- DIRECTIONS -
Records follow. Select each line holding "location".

- LISTING -

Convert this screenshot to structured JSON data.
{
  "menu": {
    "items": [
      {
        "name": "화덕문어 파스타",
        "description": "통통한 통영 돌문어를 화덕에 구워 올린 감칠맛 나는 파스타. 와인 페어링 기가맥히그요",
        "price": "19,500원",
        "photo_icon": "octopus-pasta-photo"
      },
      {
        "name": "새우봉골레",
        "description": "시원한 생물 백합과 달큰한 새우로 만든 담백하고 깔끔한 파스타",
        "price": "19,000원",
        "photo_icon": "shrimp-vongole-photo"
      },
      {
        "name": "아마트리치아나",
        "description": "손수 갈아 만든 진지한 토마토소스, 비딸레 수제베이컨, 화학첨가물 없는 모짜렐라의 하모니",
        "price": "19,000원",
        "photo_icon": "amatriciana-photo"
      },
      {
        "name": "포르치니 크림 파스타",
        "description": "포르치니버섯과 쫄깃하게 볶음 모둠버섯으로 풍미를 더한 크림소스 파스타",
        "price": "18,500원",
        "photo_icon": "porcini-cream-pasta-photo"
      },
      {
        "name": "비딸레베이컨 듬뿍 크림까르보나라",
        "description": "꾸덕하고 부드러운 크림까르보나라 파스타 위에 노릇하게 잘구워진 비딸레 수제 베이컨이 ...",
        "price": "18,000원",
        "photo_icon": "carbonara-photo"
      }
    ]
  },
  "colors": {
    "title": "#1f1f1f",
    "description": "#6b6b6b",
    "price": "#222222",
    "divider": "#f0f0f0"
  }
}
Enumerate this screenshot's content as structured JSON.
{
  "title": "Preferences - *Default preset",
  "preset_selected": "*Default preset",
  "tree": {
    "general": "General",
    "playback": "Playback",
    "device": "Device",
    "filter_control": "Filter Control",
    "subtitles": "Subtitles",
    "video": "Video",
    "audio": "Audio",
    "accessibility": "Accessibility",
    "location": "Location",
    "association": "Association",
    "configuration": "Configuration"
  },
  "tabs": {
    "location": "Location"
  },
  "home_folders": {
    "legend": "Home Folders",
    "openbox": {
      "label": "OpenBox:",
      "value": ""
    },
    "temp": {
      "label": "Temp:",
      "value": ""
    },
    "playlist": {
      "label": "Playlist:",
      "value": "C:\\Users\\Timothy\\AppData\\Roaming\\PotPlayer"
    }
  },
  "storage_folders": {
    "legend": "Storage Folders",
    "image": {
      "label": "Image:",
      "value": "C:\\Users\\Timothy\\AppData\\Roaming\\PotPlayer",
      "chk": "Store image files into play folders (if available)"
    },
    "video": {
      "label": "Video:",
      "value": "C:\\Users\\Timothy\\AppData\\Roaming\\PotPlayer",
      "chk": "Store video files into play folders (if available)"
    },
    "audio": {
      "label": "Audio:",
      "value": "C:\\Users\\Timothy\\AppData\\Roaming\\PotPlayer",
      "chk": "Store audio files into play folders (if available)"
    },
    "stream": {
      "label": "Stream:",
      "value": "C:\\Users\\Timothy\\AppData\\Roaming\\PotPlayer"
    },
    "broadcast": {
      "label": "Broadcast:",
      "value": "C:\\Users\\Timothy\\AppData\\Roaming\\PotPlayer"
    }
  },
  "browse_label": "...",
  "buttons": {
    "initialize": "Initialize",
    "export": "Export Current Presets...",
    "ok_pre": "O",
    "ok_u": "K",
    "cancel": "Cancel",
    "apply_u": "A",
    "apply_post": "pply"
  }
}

- REPLY TO THE EXERCISE -
    "location": "Location",
    "location": "Location"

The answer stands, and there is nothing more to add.